→ **WHAT IS ASKED**: Pull out every line below holding the word "color".

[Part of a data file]
(begin)

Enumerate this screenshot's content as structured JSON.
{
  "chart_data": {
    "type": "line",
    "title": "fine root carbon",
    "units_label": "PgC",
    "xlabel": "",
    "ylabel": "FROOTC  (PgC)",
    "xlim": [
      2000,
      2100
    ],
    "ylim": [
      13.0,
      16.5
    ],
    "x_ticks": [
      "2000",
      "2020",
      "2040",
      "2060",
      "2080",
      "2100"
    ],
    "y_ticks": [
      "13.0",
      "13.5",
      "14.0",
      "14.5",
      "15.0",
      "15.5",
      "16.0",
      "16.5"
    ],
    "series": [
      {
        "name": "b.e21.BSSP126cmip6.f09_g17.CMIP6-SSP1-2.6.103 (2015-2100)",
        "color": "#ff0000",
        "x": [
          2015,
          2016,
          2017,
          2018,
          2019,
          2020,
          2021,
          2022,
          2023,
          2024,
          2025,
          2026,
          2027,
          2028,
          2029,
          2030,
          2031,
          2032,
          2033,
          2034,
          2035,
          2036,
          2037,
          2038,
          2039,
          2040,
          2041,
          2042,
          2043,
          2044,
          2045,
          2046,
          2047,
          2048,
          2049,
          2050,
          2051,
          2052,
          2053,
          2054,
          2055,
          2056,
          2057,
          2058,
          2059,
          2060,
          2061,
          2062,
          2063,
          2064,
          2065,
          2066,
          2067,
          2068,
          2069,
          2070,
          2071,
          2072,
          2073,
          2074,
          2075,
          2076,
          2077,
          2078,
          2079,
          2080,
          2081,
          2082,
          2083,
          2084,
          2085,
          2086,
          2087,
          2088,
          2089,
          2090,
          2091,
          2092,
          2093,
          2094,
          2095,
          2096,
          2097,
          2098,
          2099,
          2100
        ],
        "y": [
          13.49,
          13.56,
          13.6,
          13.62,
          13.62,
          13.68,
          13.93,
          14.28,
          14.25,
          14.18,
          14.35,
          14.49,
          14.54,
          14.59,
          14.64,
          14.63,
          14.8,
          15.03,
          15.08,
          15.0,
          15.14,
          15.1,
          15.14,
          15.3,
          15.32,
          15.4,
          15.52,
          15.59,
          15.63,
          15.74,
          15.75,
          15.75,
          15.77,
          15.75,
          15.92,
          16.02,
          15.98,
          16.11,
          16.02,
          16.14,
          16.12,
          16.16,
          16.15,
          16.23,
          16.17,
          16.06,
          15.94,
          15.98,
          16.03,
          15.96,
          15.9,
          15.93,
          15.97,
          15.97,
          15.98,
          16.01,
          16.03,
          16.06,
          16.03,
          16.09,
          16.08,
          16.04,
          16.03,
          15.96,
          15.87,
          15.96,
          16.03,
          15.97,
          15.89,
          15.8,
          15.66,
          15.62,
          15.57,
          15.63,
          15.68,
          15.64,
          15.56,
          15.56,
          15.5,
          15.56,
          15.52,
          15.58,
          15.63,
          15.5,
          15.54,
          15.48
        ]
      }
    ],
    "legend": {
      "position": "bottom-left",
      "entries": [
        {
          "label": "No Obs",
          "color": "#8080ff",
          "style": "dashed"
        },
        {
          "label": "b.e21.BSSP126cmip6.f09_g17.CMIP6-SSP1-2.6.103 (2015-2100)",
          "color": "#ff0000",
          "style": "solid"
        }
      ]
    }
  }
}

(end)

→ **SOLUTION TO THIS EXERCISE**:
        "color": "#ff0000",
          "color": "#8080ff",
          "color": "#ff0000",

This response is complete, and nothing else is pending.